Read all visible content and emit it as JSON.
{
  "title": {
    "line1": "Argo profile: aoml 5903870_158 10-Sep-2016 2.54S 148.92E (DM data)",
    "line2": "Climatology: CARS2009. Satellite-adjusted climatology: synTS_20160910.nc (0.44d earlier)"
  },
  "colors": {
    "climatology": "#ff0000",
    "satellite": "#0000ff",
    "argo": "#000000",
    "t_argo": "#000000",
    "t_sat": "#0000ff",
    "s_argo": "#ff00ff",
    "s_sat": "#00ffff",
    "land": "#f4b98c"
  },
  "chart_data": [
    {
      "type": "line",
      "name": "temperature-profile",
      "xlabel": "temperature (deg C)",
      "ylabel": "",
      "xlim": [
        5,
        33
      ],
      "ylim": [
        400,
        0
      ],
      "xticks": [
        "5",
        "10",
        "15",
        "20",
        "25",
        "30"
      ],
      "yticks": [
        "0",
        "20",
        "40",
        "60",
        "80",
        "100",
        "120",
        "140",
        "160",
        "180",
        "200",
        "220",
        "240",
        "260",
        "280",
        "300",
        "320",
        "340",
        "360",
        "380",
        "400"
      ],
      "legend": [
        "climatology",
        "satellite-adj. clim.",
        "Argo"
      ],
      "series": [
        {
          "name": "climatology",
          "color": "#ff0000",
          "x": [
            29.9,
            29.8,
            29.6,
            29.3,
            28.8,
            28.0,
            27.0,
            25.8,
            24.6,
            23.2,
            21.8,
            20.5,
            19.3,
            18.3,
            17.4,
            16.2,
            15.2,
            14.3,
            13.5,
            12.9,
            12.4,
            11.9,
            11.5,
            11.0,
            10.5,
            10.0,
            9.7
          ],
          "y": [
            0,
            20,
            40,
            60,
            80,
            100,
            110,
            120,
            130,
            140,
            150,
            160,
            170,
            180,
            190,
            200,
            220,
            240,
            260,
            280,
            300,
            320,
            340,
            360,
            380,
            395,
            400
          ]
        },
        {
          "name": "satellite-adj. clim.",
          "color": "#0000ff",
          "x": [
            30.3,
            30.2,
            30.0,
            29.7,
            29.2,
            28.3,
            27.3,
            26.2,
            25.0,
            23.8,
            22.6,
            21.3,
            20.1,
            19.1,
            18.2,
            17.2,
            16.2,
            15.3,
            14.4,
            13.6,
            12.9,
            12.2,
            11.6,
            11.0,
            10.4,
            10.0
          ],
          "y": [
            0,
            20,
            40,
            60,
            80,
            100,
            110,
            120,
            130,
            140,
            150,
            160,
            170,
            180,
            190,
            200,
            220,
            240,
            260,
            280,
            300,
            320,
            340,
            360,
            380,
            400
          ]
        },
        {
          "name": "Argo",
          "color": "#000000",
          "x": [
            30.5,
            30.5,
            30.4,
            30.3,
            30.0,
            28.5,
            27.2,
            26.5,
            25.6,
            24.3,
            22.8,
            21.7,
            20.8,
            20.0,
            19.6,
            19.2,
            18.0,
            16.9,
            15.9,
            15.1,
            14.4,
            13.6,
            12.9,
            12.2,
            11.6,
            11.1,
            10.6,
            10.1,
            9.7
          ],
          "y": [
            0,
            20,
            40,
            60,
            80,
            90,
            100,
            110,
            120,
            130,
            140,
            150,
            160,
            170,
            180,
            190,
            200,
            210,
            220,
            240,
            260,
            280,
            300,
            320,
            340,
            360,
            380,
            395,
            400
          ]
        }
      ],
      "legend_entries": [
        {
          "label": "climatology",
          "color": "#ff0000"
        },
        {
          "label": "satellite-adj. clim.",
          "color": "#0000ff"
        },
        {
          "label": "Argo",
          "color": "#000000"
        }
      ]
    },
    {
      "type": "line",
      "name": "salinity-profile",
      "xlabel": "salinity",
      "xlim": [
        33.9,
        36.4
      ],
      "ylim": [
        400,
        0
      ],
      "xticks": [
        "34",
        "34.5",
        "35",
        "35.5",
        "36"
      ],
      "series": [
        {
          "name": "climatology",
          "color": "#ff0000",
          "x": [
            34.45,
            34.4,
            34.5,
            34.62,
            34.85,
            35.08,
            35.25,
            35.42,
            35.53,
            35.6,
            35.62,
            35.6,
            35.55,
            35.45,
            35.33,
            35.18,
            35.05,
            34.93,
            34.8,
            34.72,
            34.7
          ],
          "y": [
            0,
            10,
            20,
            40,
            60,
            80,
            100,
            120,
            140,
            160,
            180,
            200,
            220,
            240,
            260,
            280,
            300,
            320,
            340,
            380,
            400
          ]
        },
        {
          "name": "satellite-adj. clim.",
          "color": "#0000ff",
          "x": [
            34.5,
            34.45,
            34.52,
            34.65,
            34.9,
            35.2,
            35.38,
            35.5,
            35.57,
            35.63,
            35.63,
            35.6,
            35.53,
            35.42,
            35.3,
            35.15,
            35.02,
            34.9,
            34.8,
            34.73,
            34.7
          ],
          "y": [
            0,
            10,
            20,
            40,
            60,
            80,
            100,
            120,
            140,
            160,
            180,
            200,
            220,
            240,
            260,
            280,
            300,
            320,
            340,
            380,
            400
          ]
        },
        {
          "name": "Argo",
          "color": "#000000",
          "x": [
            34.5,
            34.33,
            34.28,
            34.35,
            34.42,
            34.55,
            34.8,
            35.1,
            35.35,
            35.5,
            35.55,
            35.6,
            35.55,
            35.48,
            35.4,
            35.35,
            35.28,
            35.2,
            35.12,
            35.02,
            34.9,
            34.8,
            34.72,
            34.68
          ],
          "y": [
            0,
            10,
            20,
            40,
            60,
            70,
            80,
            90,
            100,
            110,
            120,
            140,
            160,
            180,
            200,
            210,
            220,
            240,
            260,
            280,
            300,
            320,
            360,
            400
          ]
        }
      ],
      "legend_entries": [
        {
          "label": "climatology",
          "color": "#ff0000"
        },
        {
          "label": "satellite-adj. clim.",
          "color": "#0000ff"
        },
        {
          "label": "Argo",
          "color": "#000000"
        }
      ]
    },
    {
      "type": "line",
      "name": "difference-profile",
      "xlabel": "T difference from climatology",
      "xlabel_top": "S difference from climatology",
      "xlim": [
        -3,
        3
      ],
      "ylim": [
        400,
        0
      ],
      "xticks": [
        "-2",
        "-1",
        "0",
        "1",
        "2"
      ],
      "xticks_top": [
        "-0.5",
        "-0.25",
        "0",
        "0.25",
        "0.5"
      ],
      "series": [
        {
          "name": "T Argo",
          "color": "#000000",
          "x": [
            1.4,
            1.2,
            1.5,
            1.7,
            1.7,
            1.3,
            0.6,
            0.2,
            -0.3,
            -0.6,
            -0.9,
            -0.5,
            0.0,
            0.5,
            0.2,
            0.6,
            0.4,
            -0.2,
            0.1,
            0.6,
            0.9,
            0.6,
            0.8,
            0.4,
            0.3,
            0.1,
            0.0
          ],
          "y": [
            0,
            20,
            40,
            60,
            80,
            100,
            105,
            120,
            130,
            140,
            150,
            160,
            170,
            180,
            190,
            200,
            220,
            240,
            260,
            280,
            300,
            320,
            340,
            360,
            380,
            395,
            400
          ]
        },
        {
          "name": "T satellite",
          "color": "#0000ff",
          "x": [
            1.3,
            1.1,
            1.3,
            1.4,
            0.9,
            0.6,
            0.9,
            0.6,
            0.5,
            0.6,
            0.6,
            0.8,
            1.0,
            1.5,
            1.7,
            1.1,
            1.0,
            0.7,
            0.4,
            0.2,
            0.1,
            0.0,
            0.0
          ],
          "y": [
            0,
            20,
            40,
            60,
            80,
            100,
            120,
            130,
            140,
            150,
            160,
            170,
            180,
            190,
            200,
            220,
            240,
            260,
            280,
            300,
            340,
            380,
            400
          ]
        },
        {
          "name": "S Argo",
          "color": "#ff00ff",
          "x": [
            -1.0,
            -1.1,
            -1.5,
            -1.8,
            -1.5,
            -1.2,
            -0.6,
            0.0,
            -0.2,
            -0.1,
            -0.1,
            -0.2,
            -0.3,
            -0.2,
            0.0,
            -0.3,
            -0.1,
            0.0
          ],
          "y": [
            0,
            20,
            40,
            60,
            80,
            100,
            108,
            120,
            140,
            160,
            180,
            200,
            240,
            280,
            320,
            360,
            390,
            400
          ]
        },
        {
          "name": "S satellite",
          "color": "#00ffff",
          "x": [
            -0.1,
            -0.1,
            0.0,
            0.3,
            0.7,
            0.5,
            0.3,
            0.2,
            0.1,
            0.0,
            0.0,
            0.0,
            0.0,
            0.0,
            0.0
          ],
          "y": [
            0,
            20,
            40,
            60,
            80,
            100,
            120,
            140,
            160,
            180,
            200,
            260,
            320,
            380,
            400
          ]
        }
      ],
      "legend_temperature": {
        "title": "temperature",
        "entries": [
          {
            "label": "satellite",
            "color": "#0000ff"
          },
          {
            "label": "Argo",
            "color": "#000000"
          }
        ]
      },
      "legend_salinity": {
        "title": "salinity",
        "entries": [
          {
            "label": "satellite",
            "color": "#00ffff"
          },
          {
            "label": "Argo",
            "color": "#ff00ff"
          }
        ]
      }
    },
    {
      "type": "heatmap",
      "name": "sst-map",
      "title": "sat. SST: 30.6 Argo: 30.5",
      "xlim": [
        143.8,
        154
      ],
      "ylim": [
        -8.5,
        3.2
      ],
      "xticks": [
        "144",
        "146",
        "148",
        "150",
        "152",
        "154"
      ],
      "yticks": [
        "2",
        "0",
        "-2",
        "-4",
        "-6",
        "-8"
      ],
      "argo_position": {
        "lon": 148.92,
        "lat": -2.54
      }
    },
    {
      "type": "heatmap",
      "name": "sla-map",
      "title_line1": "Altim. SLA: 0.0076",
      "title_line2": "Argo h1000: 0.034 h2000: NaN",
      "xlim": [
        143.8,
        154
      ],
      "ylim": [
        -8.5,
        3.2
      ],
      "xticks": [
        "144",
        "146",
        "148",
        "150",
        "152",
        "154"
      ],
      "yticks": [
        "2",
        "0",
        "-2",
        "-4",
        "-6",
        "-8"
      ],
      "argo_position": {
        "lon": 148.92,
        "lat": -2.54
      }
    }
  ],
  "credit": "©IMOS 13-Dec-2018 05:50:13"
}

________________________________________

▸ **DIRECTIONS**
Provide the number of lines containing the string "from", with no other output.

▸ **IN RESPONSE**
2